**Written instruction:** Identify the lines that contain the string "Number" and copy all of them.

# start of Excerpted records

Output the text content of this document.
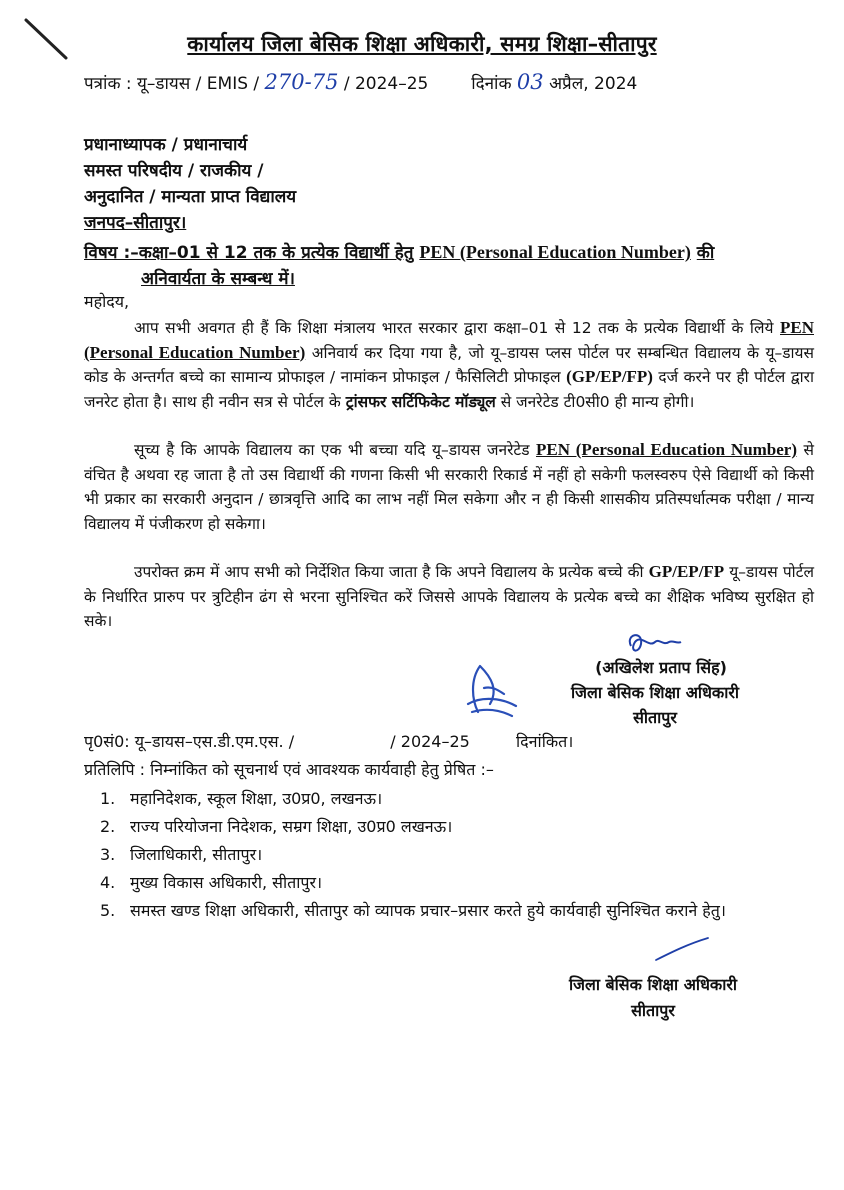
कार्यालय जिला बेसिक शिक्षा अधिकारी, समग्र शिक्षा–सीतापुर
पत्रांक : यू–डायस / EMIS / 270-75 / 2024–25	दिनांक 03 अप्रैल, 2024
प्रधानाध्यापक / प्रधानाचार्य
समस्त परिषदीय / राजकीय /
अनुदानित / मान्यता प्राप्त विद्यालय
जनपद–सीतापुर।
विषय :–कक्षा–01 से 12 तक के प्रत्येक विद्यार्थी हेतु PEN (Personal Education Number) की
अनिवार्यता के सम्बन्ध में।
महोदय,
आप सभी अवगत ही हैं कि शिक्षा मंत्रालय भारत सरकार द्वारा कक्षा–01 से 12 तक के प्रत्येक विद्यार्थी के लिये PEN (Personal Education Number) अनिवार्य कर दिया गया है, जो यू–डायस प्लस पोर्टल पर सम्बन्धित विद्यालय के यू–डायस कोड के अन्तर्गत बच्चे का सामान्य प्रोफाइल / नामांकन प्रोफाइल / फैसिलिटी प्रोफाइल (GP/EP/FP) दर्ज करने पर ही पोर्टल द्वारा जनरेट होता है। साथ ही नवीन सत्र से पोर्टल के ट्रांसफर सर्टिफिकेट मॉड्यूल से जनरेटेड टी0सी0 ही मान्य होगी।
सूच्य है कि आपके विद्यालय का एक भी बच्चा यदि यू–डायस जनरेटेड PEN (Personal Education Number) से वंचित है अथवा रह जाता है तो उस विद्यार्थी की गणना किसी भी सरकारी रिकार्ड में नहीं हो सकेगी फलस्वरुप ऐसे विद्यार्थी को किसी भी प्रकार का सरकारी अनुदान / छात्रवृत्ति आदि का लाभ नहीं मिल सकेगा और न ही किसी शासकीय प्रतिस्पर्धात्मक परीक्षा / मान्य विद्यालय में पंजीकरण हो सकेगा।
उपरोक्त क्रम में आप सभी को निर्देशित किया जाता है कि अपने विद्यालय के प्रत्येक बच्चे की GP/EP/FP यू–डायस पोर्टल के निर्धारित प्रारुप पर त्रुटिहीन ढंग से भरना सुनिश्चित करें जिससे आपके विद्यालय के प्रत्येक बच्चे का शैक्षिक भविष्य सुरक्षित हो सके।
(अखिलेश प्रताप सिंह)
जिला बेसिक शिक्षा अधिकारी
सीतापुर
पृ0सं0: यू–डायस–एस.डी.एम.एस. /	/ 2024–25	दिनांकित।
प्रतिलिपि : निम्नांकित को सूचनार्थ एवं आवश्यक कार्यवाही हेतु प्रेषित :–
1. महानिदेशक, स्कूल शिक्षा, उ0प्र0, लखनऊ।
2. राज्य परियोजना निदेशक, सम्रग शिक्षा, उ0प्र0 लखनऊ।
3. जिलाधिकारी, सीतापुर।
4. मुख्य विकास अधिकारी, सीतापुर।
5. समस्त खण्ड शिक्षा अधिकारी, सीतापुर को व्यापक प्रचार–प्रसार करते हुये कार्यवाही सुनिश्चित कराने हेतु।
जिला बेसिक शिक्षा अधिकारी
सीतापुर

# end of Excerpted records

**Reply:**
विषय :–कक्षा–01 से 12 तक के प्रत्येक विद्यार्थी हेतु PEN (Personal Education Number) की
आप सभी अवगत ही हैं कि शिक्षा मंत्रालय भारत सरकार द्वारा कक्षा–01 से 12 तक के प्रत्येक विद्यार्थी के लिये PEN (Personal Education Number) अनिवार्य कर दिया गया है, जो यू–डायस प्लस पोर्टल पर सम्बन्धित विद्यालय के यू–डायस कोड के अन्तर्गत बच्चे का सामान्य प्रोफाइल / नामांकन प्रोफाइल / फैसिलिटी प्रोफाइल (GP/EP/FP) दर्ज करने पर ही पोर्टल द्वारा जनरेट होता है। साथ ही नवीन सत्र से पोर्टल के ट्रांसफर सर्टिफिकेट मॉड्यूल से जनरेटेड टी0सी0 ही मान्य होगी।
सूच्य है कि आपके विद्यालय का एक भी बच्चा यदि यू–डायस जनरेटेड PEN (Personal Education Number) से वंचित है अथवा रह जाता है तो उस विद्यार्थी की गणना किसी भी सरकारी रिकार्ड में नहीं हो सकेगी फलस्वरुप ऐसे विद्यार्थी को किसी भी प्रकार का सरकारी अनुदान / छात्रवृत्ति आदि का लाभ नहीं मिल सकेगा और न ही किसी शासकीय प्रतिस्पर्धात्मक परीक्षा / मान्य विद्यालय में पंजीकरण हो सकेगा।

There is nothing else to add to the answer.